**Your instructions:**
Where a line contains the string "next", copy that line.

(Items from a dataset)
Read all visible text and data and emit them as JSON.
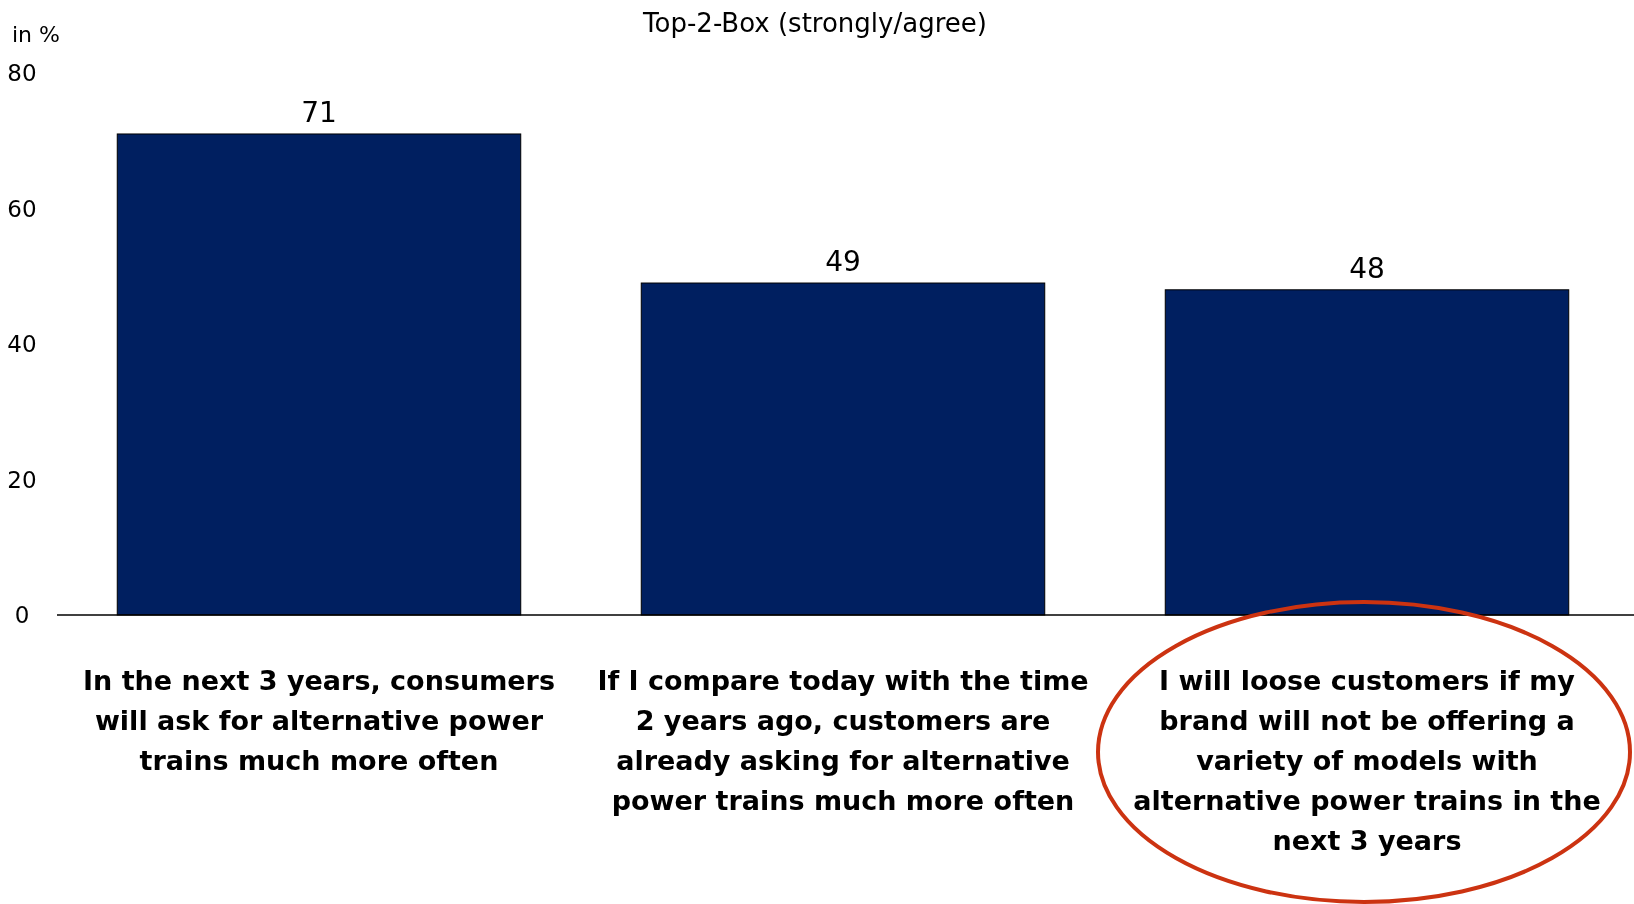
{
  "chart_data": {
    "type": "bar",
    "title": "Top-2-Box (strongly/agree)",
    "ylabel": "in %",
    "categories": [
      "In the next 3 years, consumers will ask for alternative power trains much more often",
      "If I compare today with the time 2 years ago, customers are already asking for alternative power trains much more often",
      "I will loose customers if my brand will not be offering a variety of models with alternative power trains in the next 3 years"
    ],
    "values": [
      71,
      49,
      48
    ],
    "color": "#001f60",
    "ylim": [
      0,
      80
    ],
    "yticks": [
      0,
      20,
      40,
      60,
      80
    ],
    "grid": false,
    "data_labels": true
  }
}
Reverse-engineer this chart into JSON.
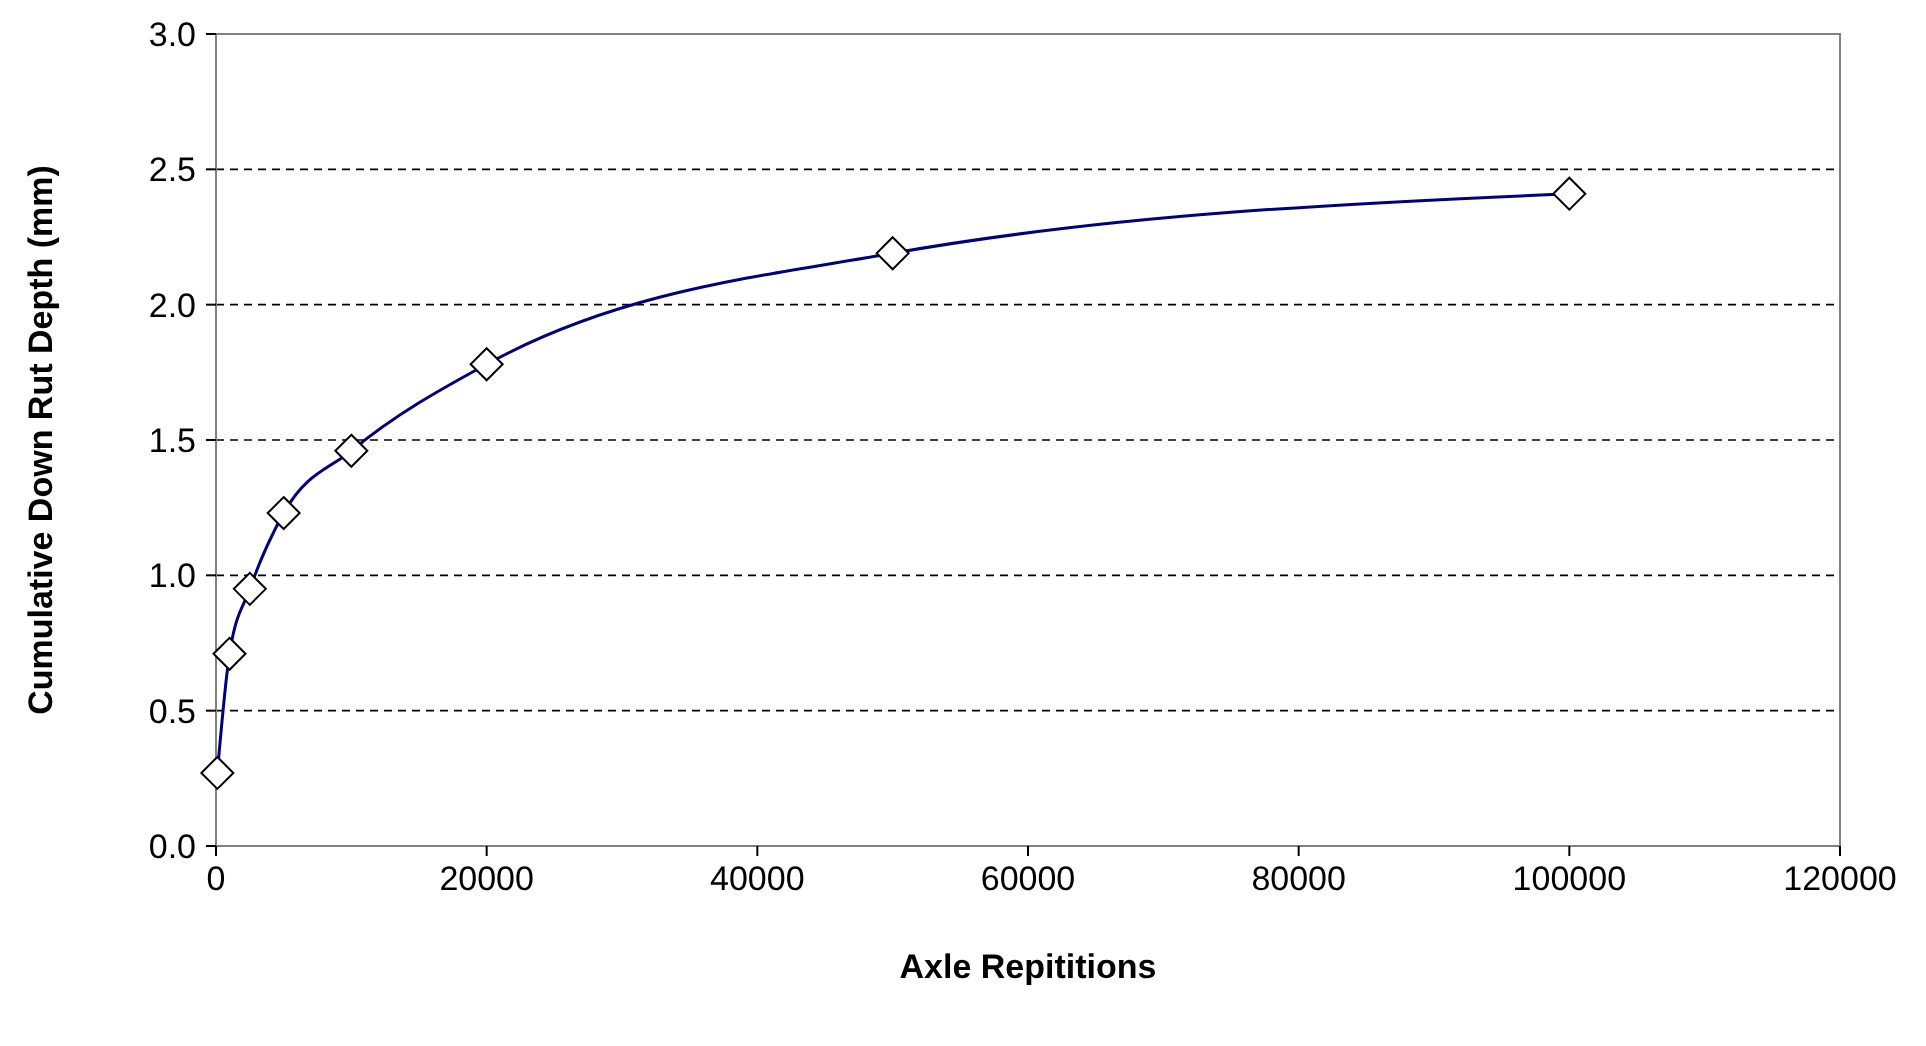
{
  "chart_data": {
    "type": "line",
    "xlabel": "Axle Repititions",
    "ylabel": "Cumulative Down Rut Depth (mm)",
    "x": [
      100,
      1000,
      2500,
      5000,
      10000,
      20000,
      50000,
      100000
    ],
    "series": [
      {
        "color": "#000080",
        "values": [
          0.27,
          0.71,
          0.95,
          1.23,
          1.46,
          1.78,
          2.19,
          2.41
        ]
      }
    ],
    "xlim": [
      0,
      120000
    ],
    "xticks": [
      0,
      20000,
      40000,
      60000,
      80000,
      100000,
      120000
    ],
    "ylim": [
      0,
      3
    ],
    "yticks": [
      {
        "value": 0,
        "label": "0.0"
      },
      {
        "value": 0.5,
        "label": "0.5"
      },
      {
        "value": 1,
        "label": "1.0"
      },
      {
        "value": 1.5,
        "label": "1.5"
      },
      {
        "value": 2,
        "label": "2.0"
      },
      {
        "value": 2.5,
        "label": "2.5"
      },
      {
        "value": 3,
        "label": "3.0"
      }
    ],
    "grid": "y",
    "marker": "diamond",
    "line_style": "solid"
  }
}
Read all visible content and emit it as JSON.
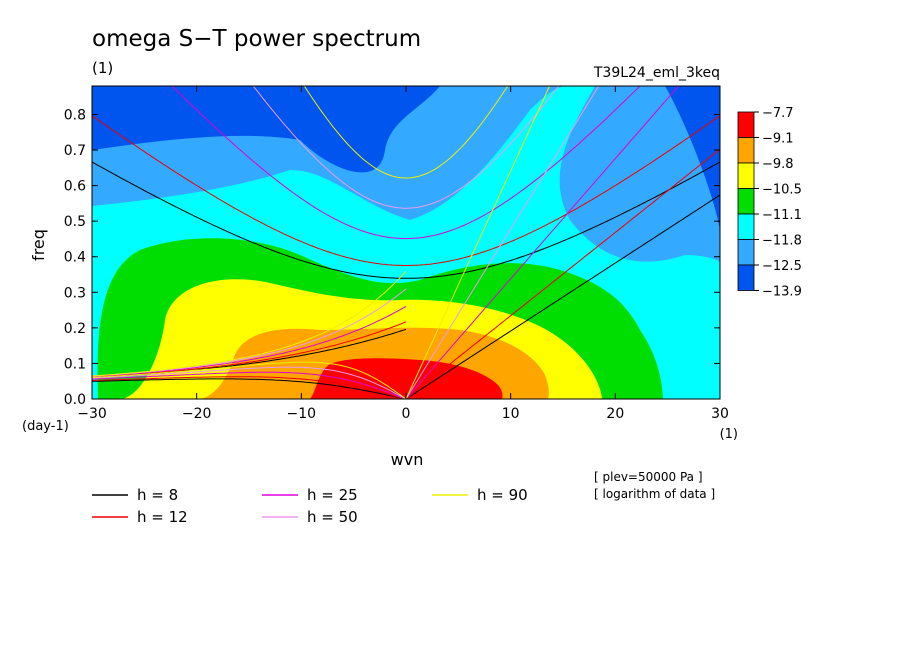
{
  "chart_data": {
    "type": "heatmap",
    "title": "omega S−T power spectrum",
    "subtitle": "(1)",
    "run_label": "T39L24_eml_3keq",
    "xlabel": "wvn",
    "ylabel": "freq",
    "x_unit": "(1)",
    "y_unit": "(day-1)",
    "xlim": [
      -30,
      30
    ],
    "ylim": [
      0,
      0.88
    ],
    "x_ticks": [
      "-30",
      "-20",
      "-10",
      "0",
      "10",
      "20",
      "30"
    ],
    "y_ticks": [
      "0.0",
      "0.1",
      "0.2",
      "0.3",
      "0.4",
      "0.5",
      "0.6",
      "0.7",
      "0.8"
    ],
    "colorbar": {
      "levels": [
        "-7.7",
        "-9.1",
        "-9.8",
        "-10.5",
        "-11.1",
        "-11.8",
        "-12.5",
        "-13.9"
      ],
      "colors": [
        "#ff0000",
        "#ffa500",
        "#ffff00",
        "#00dd00",
        "#00ffff",
        "#33aaff",
        "#0055ee"
      ]
    },
    "notes": [
      "[ plev=50000 Pa ]",
      "[ logarithm of data ]"
    ],
    "dispersion_curves": [
      {
        "label": "h =  8",
        "h": 8,
        "color": "#000000"
      },
      {
        "label": "h = 12",
        "h": 12,
        "color": "#ee0000"
      },
      {
        "label": "h = 25",
        "h": 25,
        "color": "#dd00dd"
      },
      {
        "label": "h = 50",
        "h": 50,
        "color": "#ee99ee"
      },
      {
        "label": "h = 90",
        "h": 90,
        "color": "#eeee00"
      }
    ]
  }
}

**Written solution:**
      "In the next 3 years, consumers will ask for alternative power trains much more often",
      "I will loose customers if my brand will not be offering a variety of models with alternative power trains in the next 3 years"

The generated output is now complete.